## Start Excerpted data

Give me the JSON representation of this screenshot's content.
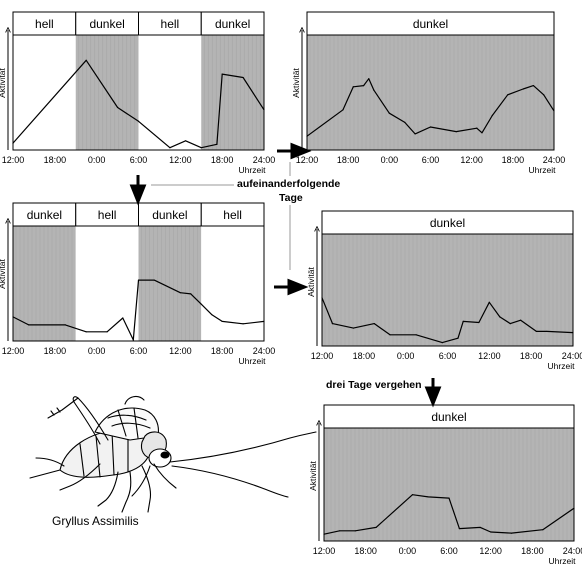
{
  "common": {
    "y_axis_label": "Aktivität",
    "x_unit_label": "Uhrzeit",
    "phase_light": "hell",
    "phase_dark": "dunkel"
  },
  "annotations": {
    "consecutive_days_line1": "aufeinanderfolgende",
    "consecutive_days_line2": "Tage",
    "three_days_pass": "drei Tage vergehen"
  },
  "insect_caption": "Gryllus Assimilis",
  "colors": {
    "dark_phase": "#b4b4b4",
    "light_phase": "#ffffff",
    "line": "#000000"
  },
  "chart_data": [
    {
      "id": "p1",
      "type": "line",
      "header_phases": [
        "hell",
        "dunkel",
        "hell",
        "dunkel"
      ],
      "x_ticks": [
        "12:00",
        "18:00",
        "0:00",
        "6:00",
        "12:00",
        "18:00",
        "24:00"
      ],
      "x_unit": "Uhrzeit",
      "xlim": [
        0,
        48
      ],
      "x": [
        0,
        14,
        20,
        24,
        30,
        33,
        36,
        39,
        40,
        44,
        48
      ],
      "values": [
        0.06,
        0.78,
        0.37,
        0.25,
        0.02,
        0.08,
        0.02,
        0.05,
        0.66,
        0.63,
        0.35
      ]
    },
    {
      "id": "p2",
      "type": "line",
      "header_phases": [
        "dunkel"
      ],
      "x_ticks": [
        "12:00",
        "18:00",
        "0:00",
        "6:00",
        "12:00",
        "18:00",
        "24:00"
      ],
      "x_unit": "Uhrzeit",
      "xlim": [
        0,
        48
      ],
      "x": [
        0,
        7,
        9,
        11,
        12,
        13,
        16,
        19,
        21,
        24,
        29,
        33,
        34,
        36,
        39,
        42,
        44,
        46,
        48
      ],
      "values": [
        0.12,
        0.35,
        0.55,
        0.56,
        0.62,
        0.52,
        0.32,
        0.24,
        0.14,
        0.2,
        0.16,
        0.19,
        0.15,
        0.3,
        0.48,
        0.53,
        0.56,
        0.48,
        0.34
      ]
    },
    {
      "id": "p3",
      "type": "line",
      "header_phases": [
        "dunkel",
        "hell",
        "dunkel",
        "hell"
      ],
      "x_ticks": [
        "12:00",
        "18:00",
        "0:00",
        "6:00",
        "12:00",
        "18:00",
        "24:00"
      ],
      "x_unit": "Uhrzeit",
      "xlim": [
        0,
        48
      ],
      "x": [
        0,
        3,
        10,
        14,
        18,
        21,
        23,
        24,
        27,
        32,
        34,
        36,
        38,
        40,
        44,
        48
      ],
      "values": [
        0.21,
        0.14,
        0.14,
        0.08,
        0.08,
        0.2,
        0.01,
        0.53,
        0.53,
        0.42,
        0.41,
        0.32,
        0.23,
        0.17,
        0.15,
        0.17
      ]
    },
    {
      "id": "p4",
      "type": "line",
      "header_phases": [
        "dunkel"
      ],
      "x_ticks": [
        "12:00",
        "18:00",
        "0:00",
        "6:00",
        "12:00",
        "18:00",
        "24:00"
      ],
      "x_unit": "Uhrzeit",
      "xlim": [
        0,
        48
      ],
      "x": [
        0,
        2,
        6,
        10,
        13,
        18,
        23,
        26,
        27,
        30,
        32,
        34,
        36,
        38,
        41,
        43,
        48
      ],
      "values": [
        0.43,
        0.2,
        0.16,
        0.2,
        0.1,
        0.1,
        0.03,
        0.07,
        0.22,
        0.21,
        0.39,
        0.26,
        0.2,
        0.23,
        0.13,
        0.13,
        0.12
      ]
    },
    {
      "id": "p5",
      "type": "line",
      "header_phases": [
        "dunkel"
      ],
      "x_ticks": [
        "12:00",
        "18:00",
        "0:00",
        "6:00",
        "12:00",
        "18:00",
        "24:00"
      ],
      "x_unit": "Uhrzeit",
      "xlim": [
        0,
        48
      ],
      "x": [
        0,
        3,
        6,
        10,
        17,
        20,
        24,
        26,
        30,
        32,
        36,
        42,
        48
      ],
      "values": [
        0.06,
        0.09,
        0.09,
        0.12,
        0.41,
        0.39,
        0.38,
        0.11,
        0.12,
        0.08,
        0.07,
        0.1,
        0.29
      ]
    }
  ]
}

## End Excerpted data

What you are asked to do –
Set down the material above as is, without any pictures.

In response –
Give me the JSON representation of this screenshot's content.
{
  "common": {
    "y_axis_label": "Aktivität",
    "x_unit_label": "Uhrzeit",
    "phase_light": "hell",
    "phase_dark": "dunkel"
  },
  "annotations": {
    "consecutive_days_line1": "aufeinanderfolgende",
    "consecutive_days_line2": "Tage",
    "three_days_pass": "drei Tage vergehen"
  },
  "insect_caption": "Gryllus Assimilis",
  "colors": {
    "dark_phase": "#b4b4b4",
    "light_phase": "#ffffff",
    "line": "#000000"
  },
  "chart_data": [
    {
      "id": "p1",
      "type": "line",
      "header_phases": [
        "hell",
        "dunkel",
        "hell",
        "dunkel"
      ],
      "x_ticks": [
        "12:00",
        "18:00",
        "0:00",
        "6:00",
        "12:00",
        "18:00",
        "24:00"
      ],
      "x_unit": "Uhrzeit",
      "xlim": [
        0,
        48
      ],
      "x": [
        0,
        14,
        20,
        24,
        30,
        33,
        36,
        39,
        40,
        44,
        48
      ],
      "values": [
        0.06,
        0.78,
        0.37,
        0.25,
        0.02,
        0.08,
        0.02,
        0.05,
        0.66,
        0.63,
        0.35
      ]
    },
    {
      "id": "p2",
      "type": "line",
      "header_phases": [
        "dunkel"
      ],
      "x_ticks": [
        "12:00",
        "18:00",
        "0:00",
        "6:00",
        "12:00",
        "18:00",
        "24:00"
      ],
      "x_unit": "Uhrzeit",
      "xlim": [
        0,
        48
      ],
      "x": [
        0,
        7,
        9,
        11,
        12,
        13,
        16,
        19,
        21,
        24,
        29,
        33,
        34,
        36,
        39,
        42,
        44,
        46,
        48
      ],
      "values": [
        0.12,
        0.35,
        0.55,
        0.56,
        0.62,
        0.52,
        0.32,
        0.24,
        0.14,
        0.2,
        0.16,
        0.19,
        0.15,
        0.3,
        0.48,
        0.53,
        0.56,
        0.48,
        0.34
      ]
    },
    {
      "id": "p3",
      "type": "line",
      "header_phases": [
        "dunkel",
        "hell",
        "dunkel",
        "hell"
      ],
      "x_ticks": [
        "12:00",
        "18:00",
        "0:00",
        "6:00",
        "12:00",
        "18:00",
        "24:00"
      ],
      "x_unit": "Uhrzeit",
      "xlim": [
        0,
        48
      ],
      "x": [
        0,
        3,
        10,
        14,
        18,
        21,
        23,
        24,
        27,
        32,
        34,
        36,
        38,
        40,
        44,
        48
      ],
      "values": [
        0.21,
        0.14,
        0.14,
        0.08,
        0.08,
        0.2,
        0.01,
        0.53,
        0.53,
        0.42,
        0.41,
        0.32,
        0.23,
        0.17,
        0.15,
        0.17
      ]
    },
    {
      "id": "p4",
      "type": "line",
      "header_phases": [
        "dunkel"
      ],
      "x_ticks": [
        "12:00",
        "18:00",
        "0:00",
        "6:00",
        "12:00",
        "18:00",
        "24:00"
      ],
      "x_unit": "Uhrzeit",
      "xlim": [
        0,
        48
      ],
      "x": [
        0,
        2,
        6,
        10,
        13,
        18,
        23,
        26,
        27,
        30,
        32,
        34,
        36,
        38,
        41,
        43,
        48
      ],
      "values": [
        0.43,
        0.2,
        0.16,
        0.2,
        0.1,
        0.1,
        0.03,
        0.07,
        0.22,
        0.21,
        0.39,
        0.26,
        0.2,
        0.23,
        0.13,
        0.13,
        0.12
      ]
    },
    {
      "id": "p5",
      "type": "line",
      "header_phases": [
        "dunkel"
      ],
      "x_ticks": [
        "12:00",
        "18:00",
        "0:00",
        "6:00",
        "12:00",
        "18:00",
        "24:00"
      ],
      "x_unit": "Uhrzeit",
      "xlim": [
        0,
        48
      ],
      "x": [
        0,
        3,
        6,
        10,
        17,
        20,
        24,
        26,
        30,
        32,
        36,
        42,
        48
      ],
      "values": [
        0.06,
        0.09,
        0.09,
        0.12,
        0.41,
        0.39,
        0.38,
        0.11,
        0.12,
        0.08,
        0.07,
        0.1,
        0.29
      ]
    }
  ]
}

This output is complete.